Source data
-=-=-

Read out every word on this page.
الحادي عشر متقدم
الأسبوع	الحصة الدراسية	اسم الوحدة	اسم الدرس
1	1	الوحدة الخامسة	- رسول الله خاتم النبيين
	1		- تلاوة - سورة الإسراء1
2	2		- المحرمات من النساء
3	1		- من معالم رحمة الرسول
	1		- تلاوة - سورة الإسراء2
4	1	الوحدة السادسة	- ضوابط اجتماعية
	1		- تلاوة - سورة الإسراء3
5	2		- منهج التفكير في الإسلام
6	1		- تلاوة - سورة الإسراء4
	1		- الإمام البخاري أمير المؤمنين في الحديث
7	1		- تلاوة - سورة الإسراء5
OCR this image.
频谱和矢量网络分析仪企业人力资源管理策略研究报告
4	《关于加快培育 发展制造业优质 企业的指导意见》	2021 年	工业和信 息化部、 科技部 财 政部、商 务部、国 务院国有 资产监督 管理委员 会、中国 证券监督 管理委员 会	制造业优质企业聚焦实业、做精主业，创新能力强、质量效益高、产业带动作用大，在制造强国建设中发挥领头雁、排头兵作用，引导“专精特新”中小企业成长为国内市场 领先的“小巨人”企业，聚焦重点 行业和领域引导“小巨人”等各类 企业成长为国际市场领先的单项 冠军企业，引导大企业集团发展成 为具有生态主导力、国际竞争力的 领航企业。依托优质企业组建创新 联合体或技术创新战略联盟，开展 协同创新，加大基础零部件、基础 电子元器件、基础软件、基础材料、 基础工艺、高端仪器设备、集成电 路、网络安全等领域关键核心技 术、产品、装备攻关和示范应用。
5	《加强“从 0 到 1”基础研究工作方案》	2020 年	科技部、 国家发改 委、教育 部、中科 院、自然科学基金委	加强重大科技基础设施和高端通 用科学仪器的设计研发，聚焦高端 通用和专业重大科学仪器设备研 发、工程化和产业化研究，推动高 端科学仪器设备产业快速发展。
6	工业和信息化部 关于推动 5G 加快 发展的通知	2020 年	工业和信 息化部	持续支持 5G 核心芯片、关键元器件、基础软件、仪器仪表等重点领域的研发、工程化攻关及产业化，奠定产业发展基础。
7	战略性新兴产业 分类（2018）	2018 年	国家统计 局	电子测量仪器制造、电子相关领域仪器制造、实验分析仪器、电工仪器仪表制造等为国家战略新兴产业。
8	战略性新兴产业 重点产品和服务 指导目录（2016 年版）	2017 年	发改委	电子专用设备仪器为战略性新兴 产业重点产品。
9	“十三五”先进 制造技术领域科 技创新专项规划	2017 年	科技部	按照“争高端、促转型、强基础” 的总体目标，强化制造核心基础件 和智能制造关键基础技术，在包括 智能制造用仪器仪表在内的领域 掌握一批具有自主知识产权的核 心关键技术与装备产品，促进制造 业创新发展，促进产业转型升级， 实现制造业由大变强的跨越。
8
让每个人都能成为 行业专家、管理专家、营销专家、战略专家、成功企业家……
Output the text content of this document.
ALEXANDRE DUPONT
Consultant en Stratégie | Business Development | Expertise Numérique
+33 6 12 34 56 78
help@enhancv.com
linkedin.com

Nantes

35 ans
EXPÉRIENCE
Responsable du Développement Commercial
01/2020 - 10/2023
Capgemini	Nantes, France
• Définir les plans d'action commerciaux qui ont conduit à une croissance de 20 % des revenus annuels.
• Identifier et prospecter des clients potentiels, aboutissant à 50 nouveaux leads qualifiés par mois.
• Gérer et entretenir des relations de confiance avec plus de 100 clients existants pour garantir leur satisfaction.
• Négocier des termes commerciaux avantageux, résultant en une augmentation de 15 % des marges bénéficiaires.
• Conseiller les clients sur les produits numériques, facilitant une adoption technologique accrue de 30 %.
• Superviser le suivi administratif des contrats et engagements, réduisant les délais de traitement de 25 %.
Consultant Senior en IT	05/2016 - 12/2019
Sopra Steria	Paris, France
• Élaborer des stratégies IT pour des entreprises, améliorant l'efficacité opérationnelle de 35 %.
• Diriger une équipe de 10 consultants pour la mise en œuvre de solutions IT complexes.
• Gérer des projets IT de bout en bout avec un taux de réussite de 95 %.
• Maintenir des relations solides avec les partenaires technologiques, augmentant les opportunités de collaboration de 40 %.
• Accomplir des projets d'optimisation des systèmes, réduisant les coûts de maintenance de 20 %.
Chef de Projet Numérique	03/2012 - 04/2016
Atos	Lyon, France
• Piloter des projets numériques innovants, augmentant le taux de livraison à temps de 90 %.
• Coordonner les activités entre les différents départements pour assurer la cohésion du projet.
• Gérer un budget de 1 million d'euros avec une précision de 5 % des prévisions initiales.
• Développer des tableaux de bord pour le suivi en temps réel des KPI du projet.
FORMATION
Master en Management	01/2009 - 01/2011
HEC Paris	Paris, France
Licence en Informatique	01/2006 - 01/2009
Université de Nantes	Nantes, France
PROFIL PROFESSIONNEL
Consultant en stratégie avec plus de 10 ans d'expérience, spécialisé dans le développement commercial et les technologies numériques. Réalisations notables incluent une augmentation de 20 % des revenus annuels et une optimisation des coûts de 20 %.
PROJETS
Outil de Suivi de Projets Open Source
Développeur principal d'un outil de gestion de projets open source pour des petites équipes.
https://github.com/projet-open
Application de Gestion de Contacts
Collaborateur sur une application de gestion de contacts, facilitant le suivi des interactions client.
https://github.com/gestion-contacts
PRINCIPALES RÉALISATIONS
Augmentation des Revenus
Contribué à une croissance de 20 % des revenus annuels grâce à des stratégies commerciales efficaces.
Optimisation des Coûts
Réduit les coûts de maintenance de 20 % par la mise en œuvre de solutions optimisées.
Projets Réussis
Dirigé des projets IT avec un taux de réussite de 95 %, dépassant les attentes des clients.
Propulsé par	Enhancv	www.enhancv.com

-=-=-

Quote the listing in full, please, keeping every line exact.

The solution →
Read out every word on this page.
الحادي عشر متقدم
الأسبوع	الحصة الدراسية	اسم الوحدة	اسم الدرس
1	1	الوحدة الخامسة	- رسول الله خاتم النبيين
	1		- تلاوة - سورة الإسراء1
2	2		- المحرمات من النساء
3	1		- من معالم رحمة الرسول
	1		- تلاوة - سورة الإسراء2
4	1	الوحدة السادسة	- ضوابط اجتماعية
	1		- تلاوة - سورة الإسراء3
5	2		- منهج التفكير في الإسلام
6	1		- تلاوة - سورة الإسراء4
	1		- الإمام البخاري أمير المؤمنين في الحديث
7	1		- تلاوة - سورة الإسراء5
OCR this image.
频谱和矢量网络分析仪企业人力资源管理策略研究报告
4	《关于加快培育 发展制造业优质 企业的指导意见》	2021 年	工业和信 息化部、 科技部 财 政部、商 务部、国 务院国有 资产监督 管理委员 会、中国 证券监督 管理委员 会	制造业优质企业聚焦实业、做精主业，创新能力强、质量效益高、产业带动作用大，在制造强国建设中发挥领头雁、排头兵作用，引导“专精特新”中小企业成长为国内市场 领先的“小巨人”企业，聚焦重点 行业和领域引导“小巨人”等各类 企业成长为国际市场领先的单项 冠军企业，引导大企业集团发展成 为具有生态主导力、国际竞争力的 领航企业。依托优质企业组建创新 联合体或技术创新战略联盟，开展 协同创新，加大基础零部件、基础 电子元器件、基础软件、基础材料、 基础工艺、高端仪器设备、集成电 路、网络安全等领域关键核心技 术、产品、装备攻关和示范应用。
5	《加强“从 0 到 1”基础研究工作方案》	2020 年	科技部、 国家发改 委、教育 部、中科 院、自然科学基金委	加强重大科技基础设施和高端通 用科学仪器的设计研发，聚焦高端 通用和专业重大科学仪器设备研 发、工程化和产业化研究，推动高 端科学仪器设备产业快速发展。
6	工业和信息化部 关于推动 5G 加快 发展的通知	2020 年	工业和信 息化部	持续支持 5G 核心芯片、关键元器件、基础软件、仪器仪表等重点领域的研发、工程化攻关及产业化，奠定产业发展基础。
7	战略性新兴产业 分类（2018）	2018 年	国家统计 局	电子测量仪器制造、电子相关领域仪器制造、实验分析仪器、电工仪器仪表制造等为国家战略新兴产业。
8	战略性新兴产业 重点产品和服务 指导目录（2016 年版）	2017 年	发改委	电子专用设备仪器为战略性新兴 产业重点产品。
9	“十三五”先进 制造技术领域科 技创新专项规划	2017 年	科技部	按照“争高端、促转型、强基础” 的总体目标，强化制造核心基础件 和智能制造关键基础技术，在包括 智能制造用仪器仪表在内的领域 掌握一批具有自主知识产权的核 心关键技术与装备产品，促进制造 业创新发展，促进产业转型升级， 实现制造业由大变强的跨越。
8
让每个人都能成为 行业专家、管理专家、营销专家、战略专家、成功企业家……
Output the text content of this document.
ALEXANDRE DUPONT
Consultant en Stratégie | Business Development | Expertise Numérique
+33 6 12 34 56 78
help@enhancv.com
linkedin.com

Nantes

35 ans
EXPÉRIENCE
Responsable du Développement Commercial
01/2020 - 10/2023
Capgemini	Nantes, France
• Définir les plans d'action commerciaux qui ont conduit à une croissance de 20 % des revenus annuels.
• Identifier et prospecter des clients potentiels, aboutissant à 50 nouveaux leads qualifiés par mois.
• Gérer et entretenir des relations de confiance avec plus de 100 clients existants pour garantir leur satisfaction.
• Négocier des termes commerciaux avantageux, résultant en une augmentation de 15 % des marges bénéficiaires.
• Conseiller les clients sur les produits numériques, facilitant une adoption technologique accrue de 30 %.
• Superviser le suivi administratif des contrats et engagements, réduisant les délais de traitement de 25 %.
Consultant Senior en IT	05/2016 - 12/2019
Sopra Steria	Paris, France
• Élaborer des stratégies IT pour des entreprises, améliorant l'efficacité opérationnelle de 35 %.
• Diriger une équipe de 10 consultants pour la mise en œuvre de solutions IT complexes.
• Gérer des projets IT de bout en bout avec un taux de réussite de 95 %.
• Maintenir des relations solides avec les partenaires technologiques, augmentant les opportunités de collaboration de 40 %.
• Accomplir des projets d'optimisation des systèmes, réduisant les coûts de maintenance de 20 %.
Chef de Projet Numérique	03/2012 - 04/2016
Atos	Lyon, France
• Piloter des projets numériques innovants, augmentant le taux de livraison à temps de 90 %.
• Coordonner les activités entre les différents départements pour assurer la cohésion du projet.
• Gérer un budget de 1 million d'euros avec une précision de 5 % des prévisions initiales.
• Développer des tableaux de bord pour le suivi en temps réel des KPI du projet.
FORMATION
Master en Management	01/2009 - 01/2011
HEC Paris	Paris, France
Licence en Informatique	01/2006 - 01/2009
Université de Nantes	Nantes, France
PROFIL PROFESSIONNEL
Consultant en stratégie avec plus de 10 ans d'expérience, spécialisé dans le développement commercial et les technologies numériques. Réalisations notables incluent une augmentation de 20 % des revenus annuels et une optimisation des coûts de 20 %.
PROJETS
Outil de Suivi de Projets Open Source
Développeur principal d'un outil de gestion de projets open source pour des petites équipes.
https://github.com/projet-open
Application de Gestion de Contacts
Collaborateur sur une application de gestion de contacts, facilitant le suivi des interactions client.
https://github.com/gestion-contacts
PRINCIPALES RÉALISATIONS
Augmentation des Revenus
Contribué à une croissance de 20 % des revenus annuels grâce à des stratégies commerciales efficaces.
Optimisation des Coûts
Réduit les coûts de maintenance de 20 % par la mise en œuvre de solutions optimisées.
Projets Réussis
Dirigé des projets IT avec un taux de réussite de 95 %, dépassant les attentes des clients.
Propulsé par	Enhancv	www.enhancv.com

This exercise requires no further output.